● **STORED DATA**:

□ □ □

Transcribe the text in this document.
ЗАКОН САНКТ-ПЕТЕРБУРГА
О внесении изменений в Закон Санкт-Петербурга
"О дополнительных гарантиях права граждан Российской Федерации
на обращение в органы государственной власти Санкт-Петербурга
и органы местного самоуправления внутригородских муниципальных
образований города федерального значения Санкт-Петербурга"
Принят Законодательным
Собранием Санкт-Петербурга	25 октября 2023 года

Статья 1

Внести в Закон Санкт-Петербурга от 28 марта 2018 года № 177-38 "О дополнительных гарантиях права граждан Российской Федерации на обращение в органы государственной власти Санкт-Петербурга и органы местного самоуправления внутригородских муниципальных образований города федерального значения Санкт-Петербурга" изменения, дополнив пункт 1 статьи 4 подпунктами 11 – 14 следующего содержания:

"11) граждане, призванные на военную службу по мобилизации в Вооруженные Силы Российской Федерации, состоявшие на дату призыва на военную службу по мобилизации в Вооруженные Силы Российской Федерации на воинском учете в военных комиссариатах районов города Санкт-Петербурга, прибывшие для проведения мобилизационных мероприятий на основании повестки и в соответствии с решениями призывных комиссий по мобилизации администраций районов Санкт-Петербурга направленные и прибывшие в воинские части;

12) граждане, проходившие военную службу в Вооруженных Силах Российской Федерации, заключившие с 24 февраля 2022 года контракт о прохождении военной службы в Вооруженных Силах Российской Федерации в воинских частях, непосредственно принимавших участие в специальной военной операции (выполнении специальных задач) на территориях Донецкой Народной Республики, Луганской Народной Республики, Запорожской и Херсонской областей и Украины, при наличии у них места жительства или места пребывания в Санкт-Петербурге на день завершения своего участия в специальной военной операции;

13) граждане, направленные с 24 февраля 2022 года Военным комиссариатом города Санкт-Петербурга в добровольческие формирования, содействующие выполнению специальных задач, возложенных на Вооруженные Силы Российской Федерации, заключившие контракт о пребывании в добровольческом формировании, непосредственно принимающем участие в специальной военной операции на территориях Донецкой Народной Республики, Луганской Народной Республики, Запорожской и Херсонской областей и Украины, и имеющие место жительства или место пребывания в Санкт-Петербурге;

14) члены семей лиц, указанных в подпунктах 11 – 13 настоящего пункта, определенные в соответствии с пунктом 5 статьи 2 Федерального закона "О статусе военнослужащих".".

□ □ □

● **EXERCISE**: Report how many lines in the listing above include the word "обращение". Give nothing but the number.

● **OUTPUT FOR THIS EXERCISE**: 2